THE REQUEST
Identify and copy all lines of the material where the string "спортивных" is found.

start MATERIALS PROVIDED

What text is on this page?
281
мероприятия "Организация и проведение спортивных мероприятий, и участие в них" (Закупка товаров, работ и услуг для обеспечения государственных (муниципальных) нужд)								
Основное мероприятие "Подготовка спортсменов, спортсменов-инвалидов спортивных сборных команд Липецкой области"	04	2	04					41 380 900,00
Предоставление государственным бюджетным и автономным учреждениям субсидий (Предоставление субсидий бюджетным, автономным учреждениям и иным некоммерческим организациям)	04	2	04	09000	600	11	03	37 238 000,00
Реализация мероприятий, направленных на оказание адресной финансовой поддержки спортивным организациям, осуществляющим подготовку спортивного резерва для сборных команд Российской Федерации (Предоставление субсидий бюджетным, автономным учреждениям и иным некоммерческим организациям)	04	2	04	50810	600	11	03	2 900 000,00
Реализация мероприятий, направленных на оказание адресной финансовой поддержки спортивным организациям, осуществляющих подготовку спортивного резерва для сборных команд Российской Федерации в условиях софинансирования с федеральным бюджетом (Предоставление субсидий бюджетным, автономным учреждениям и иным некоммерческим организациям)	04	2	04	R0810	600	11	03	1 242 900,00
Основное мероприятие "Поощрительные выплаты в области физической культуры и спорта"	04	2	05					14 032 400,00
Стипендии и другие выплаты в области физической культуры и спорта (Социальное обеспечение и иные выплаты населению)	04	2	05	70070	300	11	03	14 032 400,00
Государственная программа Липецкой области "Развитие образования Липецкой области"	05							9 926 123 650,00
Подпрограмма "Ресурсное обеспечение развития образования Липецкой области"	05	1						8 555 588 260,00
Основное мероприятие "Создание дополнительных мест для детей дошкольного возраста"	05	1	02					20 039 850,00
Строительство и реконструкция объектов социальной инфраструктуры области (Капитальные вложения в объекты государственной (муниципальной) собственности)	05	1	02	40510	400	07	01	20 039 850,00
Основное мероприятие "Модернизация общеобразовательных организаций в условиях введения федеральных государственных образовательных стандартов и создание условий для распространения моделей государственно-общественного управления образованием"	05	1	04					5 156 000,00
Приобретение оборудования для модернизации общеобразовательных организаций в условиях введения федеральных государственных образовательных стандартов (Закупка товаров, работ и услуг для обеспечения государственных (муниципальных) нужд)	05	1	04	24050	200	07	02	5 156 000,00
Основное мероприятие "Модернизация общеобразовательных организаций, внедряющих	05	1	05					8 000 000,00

end MATERIALS PROVIDED

FINISHED ANSWER
мероприятия "Организация и проведение спортивных мероприятий, и участие в них" (Закупка товаров, работ и услуг для обеспечения государственных (муниципальных) нужд)								
Основное мероприятие "Подготовка спортсменов, спортсменов-инвалидов спортивных сборных команд Липецкой области"	04	2	04					41 380 900,00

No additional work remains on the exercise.